▶ **REQUIRED WORK**
From the listing below, pick out each line with the word "nhận".

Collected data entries
_ _ _ _ _

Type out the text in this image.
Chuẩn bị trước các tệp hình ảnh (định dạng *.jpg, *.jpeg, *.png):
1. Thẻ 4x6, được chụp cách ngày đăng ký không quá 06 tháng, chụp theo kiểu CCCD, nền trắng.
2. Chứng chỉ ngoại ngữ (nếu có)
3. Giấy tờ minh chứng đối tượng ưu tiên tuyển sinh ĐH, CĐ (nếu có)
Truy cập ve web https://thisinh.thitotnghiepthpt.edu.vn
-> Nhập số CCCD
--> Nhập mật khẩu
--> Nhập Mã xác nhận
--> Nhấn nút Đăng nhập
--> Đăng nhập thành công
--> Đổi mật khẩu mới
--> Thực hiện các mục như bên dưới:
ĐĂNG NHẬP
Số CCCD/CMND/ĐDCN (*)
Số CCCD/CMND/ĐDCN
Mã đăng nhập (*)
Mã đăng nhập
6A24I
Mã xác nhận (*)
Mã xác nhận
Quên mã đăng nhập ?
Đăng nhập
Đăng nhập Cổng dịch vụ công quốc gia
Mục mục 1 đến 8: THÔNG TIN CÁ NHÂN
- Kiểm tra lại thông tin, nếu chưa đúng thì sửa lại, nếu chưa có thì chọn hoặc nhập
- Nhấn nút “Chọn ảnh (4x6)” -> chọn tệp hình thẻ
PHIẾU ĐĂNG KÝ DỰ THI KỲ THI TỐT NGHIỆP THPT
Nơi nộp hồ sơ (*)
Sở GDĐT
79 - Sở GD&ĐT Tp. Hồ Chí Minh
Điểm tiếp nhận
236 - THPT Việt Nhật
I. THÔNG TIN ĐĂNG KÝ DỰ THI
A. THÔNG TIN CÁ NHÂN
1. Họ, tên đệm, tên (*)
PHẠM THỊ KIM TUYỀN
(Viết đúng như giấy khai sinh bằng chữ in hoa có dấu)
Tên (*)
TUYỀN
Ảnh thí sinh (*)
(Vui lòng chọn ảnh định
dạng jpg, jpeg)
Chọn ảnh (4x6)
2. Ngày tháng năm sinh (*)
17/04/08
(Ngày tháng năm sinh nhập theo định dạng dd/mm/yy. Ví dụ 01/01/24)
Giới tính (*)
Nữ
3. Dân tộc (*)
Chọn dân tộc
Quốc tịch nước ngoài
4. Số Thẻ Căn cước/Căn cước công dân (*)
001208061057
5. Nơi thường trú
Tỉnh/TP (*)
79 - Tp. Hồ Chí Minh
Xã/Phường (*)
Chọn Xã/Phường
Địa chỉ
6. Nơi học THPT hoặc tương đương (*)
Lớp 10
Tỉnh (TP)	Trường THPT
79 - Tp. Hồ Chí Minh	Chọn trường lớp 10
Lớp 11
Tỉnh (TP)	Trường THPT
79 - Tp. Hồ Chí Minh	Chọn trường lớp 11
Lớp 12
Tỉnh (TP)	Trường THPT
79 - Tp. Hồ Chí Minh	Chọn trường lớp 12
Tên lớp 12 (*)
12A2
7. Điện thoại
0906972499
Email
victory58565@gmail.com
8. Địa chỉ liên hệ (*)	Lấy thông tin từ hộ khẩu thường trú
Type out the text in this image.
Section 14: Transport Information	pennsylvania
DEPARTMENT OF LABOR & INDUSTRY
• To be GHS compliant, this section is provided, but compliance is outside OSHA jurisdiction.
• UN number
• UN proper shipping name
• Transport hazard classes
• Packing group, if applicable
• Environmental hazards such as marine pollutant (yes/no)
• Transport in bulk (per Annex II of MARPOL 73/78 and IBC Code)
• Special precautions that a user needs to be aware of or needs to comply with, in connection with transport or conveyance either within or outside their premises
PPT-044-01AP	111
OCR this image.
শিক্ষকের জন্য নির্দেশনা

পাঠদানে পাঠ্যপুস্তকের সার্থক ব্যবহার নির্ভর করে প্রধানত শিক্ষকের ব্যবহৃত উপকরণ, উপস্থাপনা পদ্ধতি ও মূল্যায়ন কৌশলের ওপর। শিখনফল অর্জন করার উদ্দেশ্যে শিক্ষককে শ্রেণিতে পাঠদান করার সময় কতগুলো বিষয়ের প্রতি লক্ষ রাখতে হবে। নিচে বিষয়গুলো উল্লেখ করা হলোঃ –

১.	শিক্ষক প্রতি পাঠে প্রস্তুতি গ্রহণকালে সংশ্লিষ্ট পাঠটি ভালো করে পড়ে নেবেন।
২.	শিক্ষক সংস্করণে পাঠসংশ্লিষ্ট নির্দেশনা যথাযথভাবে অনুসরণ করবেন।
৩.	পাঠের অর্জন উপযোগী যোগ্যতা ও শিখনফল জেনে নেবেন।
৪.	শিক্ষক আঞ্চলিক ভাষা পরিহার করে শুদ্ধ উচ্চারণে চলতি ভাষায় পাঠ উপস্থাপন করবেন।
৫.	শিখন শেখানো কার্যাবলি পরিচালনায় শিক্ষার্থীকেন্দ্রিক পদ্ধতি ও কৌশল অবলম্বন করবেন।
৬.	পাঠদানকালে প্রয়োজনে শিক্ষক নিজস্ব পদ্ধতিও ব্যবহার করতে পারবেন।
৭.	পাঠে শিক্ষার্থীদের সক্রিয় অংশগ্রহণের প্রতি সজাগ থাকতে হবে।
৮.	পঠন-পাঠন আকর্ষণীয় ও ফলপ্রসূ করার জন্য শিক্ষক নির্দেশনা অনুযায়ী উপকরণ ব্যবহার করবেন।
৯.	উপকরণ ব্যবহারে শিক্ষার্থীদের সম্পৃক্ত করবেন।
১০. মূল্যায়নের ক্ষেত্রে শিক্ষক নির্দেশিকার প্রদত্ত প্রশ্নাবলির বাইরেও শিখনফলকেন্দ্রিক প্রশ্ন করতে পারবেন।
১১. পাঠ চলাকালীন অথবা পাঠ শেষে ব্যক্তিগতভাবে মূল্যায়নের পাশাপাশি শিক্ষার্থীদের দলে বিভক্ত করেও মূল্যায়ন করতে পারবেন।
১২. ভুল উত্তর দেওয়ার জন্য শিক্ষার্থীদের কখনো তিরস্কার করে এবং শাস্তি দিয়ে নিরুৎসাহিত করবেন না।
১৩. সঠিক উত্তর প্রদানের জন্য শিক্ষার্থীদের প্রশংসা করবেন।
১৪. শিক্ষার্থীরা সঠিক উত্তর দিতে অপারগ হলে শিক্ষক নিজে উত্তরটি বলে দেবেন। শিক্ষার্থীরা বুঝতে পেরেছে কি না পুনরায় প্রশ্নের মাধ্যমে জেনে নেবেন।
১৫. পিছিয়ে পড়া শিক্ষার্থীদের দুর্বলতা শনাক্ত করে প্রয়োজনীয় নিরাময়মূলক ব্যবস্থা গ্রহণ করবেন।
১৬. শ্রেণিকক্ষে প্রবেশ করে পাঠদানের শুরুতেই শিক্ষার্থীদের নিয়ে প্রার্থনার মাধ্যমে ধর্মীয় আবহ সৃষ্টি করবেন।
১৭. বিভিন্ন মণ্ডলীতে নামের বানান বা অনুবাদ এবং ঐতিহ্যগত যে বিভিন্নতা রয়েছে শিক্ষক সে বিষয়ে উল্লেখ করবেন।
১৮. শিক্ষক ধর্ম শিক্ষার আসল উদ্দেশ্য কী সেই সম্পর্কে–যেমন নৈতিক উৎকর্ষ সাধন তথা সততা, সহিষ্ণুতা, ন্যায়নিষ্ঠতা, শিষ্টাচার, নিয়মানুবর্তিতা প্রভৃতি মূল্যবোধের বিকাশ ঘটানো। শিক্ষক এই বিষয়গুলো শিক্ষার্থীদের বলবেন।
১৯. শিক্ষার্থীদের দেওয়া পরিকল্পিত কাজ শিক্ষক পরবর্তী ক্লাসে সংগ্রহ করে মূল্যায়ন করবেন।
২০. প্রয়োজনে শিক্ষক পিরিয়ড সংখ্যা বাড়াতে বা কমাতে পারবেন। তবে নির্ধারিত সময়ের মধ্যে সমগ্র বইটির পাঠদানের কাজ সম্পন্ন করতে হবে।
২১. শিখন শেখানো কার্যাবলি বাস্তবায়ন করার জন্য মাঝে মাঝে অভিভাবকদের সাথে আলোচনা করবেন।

_ _ _ _ _

▶ **ANSWER TO THIS TASK**
--> Nhập Mã xác nhận
Mã xác nhận (*)
Mã xác nhận
Điểm tiếp nhận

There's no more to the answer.